**WHAT YOU NEED TO DO:**
1. Answer these from the Bering Sea and Strait text:
(a) How far apart are Asia and North America at the narrowest point of the Bering Strait?
(b) How deep is the Bering Sea at its deepest point, and in which basin does that point lie?
(c) How thick is the crust in the deep part of the sea?
2. Please recast the paragraph of the Bering Sea and Strait text that begins "The Bering Sea roughly resembles a triangle" as a list, keeping its main facts.
3. Resume the Bering Sea and Strait text after its final sentence.

**TEXT SEGMENT:**
* Start *

Bering Sea and Strait

Bering Sea and Strait

Introduction
Russian  Beringovo More  and  Proliv Beringa,  
 northernmost part of the Pacific Ocean, separating the continents of Asia and North America. To the north the Bering Sea connects with the Arctic Ocean through the Bering Strait, at the narrowest point of which the two continents are about 53 miles (85 kilometres) apart. The boundary between the United States and Russia passes through the sea and the strait.

      The Bering Sea roughly resembles a triangle with its apex to the north and its base formed by the 1,100-mile-long arc of the Alaska Peninsula in the east; the Aleutian Islands, which constitute part of the U.S. state of Alaska, in the south; and the Komandor (Commander) Islands in the west. Its area is about 890,000 square miles (2,304,000 square kilometres), including its islands. The maximum width from east to west is about 1,490 miles and from north to south about 990 miles.

      The Bering Strait is a relatively shallow passage averaging 100 to 165 feet (30 to 50 metres) in depth. During the ice age the sea level fell by several hundred feet, making the strait into a land bridge between the continents of Asia and North America, over which a considerable migration of plants and animals occurred.

      In addition to the Aleutian and Komandor groups, there are several other large islands in both the sea and strait. These include Nunivak, St. Lawrence, and Nelson islands in Alaskan waters and Karagin Island in Russian waters.

Physical features

Physiography
      The Bering Sea may be divided into two nearly equal parts: a relatively shallow area along the continental and insular shelves in the north and east and a much deeper area in the southwest. In the shelf area, which is an enormous underwater plain, the depths are, in most cases, less than 500 feet. The deep part in the southwestern portion of the sea is also a plain, lying at depths of 12,000 to 13,000 feet and divided by separate ridges into three basins: the larger Aleutian Basin to the north and east, the Bowers Basin to the south, and the Komandor Basin to the west. The sea's deepest point, 13,442 feet (4,097 metres), is in the Bowers Basin.

      The continental crust is more than 12 miles thick along the shallow shelves and in the Aleutian Islands. The thickness decreases in the slope areas, and in the deep part of the sea the crust is 6 to 9 miles thick.

      Enormous quantities of sedimentary material enter the sea annually from the land as a result of erosion of the shore. Plant and animal life at the surface also produce sedimentary material, but very little reaches the bottom, and consequently most of the sediment on the floor of the sea is from the land. Along with a great deal of silica, the bottom ooze holds a large quantity of boulders, pebbles, and gravel torn from the shores by ice and carried out to sea. In the southern part, the sediments are rich in material of volcanic origin.

* End *

**DATA RECORDS:**

* Start *

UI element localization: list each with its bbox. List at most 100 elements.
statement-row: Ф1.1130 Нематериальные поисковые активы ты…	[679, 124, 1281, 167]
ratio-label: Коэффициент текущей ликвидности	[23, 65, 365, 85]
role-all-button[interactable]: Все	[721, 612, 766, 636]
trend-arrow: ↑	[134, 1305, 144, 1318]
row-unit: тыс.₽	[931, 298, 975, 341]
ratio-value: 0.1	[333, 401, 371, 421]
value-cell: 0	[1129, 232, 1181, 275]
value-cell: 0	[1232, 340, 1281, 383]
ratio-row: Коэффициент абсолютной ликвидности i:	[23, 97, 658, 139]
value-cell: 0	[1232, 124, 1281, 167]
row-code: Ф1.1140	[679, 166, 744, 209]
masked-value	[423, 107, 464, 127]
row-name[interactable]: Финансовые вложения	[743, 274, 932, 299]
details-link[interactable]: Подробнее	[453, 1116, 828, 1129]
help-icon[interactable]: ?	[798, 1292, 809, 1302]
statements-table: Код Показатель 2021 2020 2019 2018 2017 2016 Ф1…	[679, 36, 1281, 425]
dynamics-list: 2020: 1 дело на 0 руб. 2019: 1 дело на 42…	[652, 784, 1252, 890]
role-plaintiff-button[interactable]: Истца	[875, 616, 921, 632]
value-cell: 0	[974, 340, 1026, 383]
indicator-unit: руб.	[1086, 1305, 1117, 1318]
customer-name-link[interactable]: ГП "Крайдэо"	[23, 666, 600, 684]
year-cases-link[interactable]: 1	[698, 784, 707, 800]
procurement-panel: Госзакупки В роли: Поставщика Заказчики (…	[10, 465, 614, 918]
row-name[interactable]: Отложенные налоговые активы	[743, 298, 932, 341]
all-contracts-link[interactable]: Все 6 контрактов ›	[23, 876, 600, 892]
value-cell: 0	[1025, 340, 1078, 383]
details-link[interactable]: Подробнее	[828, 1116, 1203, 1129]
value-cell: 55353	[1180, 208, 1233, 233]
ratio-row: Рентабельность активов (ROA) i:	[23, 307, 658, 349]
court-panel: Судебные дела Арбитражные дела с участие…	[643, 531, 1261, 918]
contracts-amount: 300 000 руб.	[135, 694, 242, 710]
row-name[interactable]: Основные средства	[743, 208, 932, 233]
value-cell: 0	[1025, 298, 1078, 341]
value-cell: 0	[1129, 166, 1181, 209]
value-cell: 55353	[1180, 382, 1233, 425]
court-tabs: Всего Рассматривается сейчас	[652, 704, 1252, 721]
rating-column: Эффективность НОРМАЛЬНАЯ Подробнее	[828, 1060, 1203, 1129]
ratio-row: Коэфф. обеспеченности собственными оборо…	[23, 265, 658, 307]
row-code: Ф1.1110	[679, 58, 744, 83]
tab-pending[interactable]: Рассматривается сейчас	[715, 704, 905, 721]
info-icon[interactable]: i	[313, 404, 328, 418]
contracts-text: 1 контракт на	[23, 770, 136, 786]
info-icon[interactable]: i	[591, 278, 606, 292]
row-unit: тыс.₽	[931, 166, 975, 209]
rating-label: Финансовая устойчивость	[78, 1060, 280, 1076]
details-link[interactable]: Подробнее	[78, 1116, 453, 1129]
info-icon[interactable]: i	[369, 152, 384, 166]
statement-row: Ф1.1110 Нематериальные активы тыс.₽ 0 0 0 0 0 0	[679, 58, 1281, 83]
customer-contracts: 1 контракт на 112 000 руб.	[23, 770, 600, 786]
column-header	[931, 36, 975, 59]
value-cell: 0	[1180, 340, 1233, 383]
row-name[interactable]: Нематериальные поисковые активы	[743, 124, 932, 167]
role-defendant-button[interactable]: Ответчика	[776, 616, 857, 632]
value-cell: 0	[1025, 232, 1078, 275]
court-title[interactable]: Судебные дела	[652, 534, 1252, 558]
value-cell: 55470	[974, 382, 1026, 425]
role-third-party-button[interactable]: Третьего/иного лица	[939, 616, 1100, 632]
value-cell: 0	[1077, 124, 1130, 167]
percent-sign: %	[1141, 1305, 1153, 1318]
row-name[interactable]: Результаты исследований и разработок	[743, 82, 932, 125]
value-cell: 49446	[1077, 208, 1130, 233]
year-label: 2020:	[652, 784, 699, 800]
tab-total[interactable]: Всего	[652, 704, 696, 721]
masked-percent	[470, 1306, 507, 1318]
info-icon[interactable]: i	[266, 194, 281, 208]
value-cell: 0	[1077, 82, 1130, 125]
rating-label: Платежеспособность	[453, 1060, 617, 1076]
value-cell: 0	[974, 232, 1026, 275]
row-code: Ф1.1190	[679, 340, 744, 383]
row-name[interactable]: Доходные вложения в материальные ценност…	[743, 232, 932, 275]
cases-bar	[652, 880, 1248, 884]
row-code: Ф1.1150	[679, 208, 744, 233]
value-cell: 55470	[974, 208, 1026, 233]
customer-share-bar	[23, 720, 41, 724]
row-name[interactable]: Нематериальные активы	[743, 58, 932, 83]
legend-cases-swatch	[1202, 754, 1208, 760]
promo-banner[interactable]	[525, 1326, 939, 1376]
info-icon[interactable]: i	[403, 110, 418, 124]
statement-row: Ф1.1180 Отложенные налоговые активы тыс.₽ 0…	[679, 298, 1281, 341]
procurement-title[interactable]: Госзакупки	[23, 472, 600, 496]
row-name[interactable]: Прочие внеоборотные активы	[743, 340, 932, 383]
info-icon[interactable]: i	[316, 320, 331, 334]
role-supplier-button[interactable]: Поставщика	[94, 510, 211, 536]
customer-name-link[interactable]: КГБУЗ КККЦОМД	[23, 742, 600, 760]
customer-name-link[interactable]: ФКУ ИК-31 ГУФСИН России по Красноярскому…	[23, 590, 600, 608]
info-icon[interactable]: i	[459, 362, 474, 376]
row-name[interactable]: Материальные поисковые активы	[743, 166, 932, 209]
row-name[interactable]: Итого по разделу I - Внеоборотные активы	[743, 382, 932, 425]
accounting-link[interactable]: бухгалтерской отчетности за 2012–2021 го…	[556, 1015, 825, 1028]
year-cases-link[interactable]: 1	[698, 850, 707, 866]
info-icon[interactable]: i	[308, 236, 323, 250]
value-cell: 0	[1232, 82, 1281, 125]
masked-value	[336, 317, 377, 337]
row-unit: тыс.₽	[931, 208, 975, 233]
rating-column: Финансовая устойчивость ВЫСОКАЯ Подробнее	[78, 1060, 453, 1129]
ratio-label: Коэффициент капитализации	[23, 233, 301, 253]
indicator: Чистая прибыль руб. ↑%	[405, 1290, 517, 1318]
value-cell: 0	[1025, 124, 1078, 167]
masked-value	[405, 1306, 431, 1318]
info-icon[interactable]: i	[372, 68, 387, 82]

* End *

**THE RESULTS:**
1.
(a) About 53 miles (85 kilometres).
(b) 13,442 feet (4,097 metres), in the Bowers Basin.
(c) 6 to 9 miles.

2.
- Shape: roughly a triangle with its apex to the north
- Base:
  - the 1,100-mile-long arc of the Alaska Peninsula in the east
  - the Aleutian Islands, part of the U.S. state of Alaska, in the south
  - the Komandor (Commander) Islands in the west
- Area, including islands: about 890,000 square miles (2,304,000 square kilometres)
- Maximum width: about 1,490 miles east to west and about 990 miles north to south

3.
Climate
      Although the Bering Sea is situated in the same latitude as Great Britain, its climate is much more severe. The southern and western parts are characterized by cool, rainy summers with frequent fogs and comparatively warm, snowy winters. Winters are extreme in the northern and eastern portions, with temperatures of -31° to -49° F (-35° to -45° C) and high winds. The summers in the north and east are cool, with comparatively low precipitation. Snow persists on the Koryak coast for as long as 8 months and on the Chukchi Peninsula for nearly 10 months, with a snow cover one to two feet thick. The annual precipitation in the southern part of the sea is more than 40 inches (1,000 millimetres), mainly in the form of rainfall, while in the northern part the precipitation is less than half as much and is mainly snow.

      Mean annual air temperatures range from -14° F (-10° C) in the northern areas to about 39° F (4° C) in the southern parts. Water temperatures on the surface average from 34° F (1° C) in the north to 41° F (5° C) in the south. The period without frosts lasts for about 80 days in the northern part of the sea, where snow is common even in the summer and maximum temperatures are only 68° F (20° C). In the southern area there are nearly 150 days without frost, and the temperature seldom falls much below freezing. January and February are the coldest months, July and August the warmest. Severe storms caused by strong centres of low atmospheric pressure occasionally penetrate the southern part of the sea.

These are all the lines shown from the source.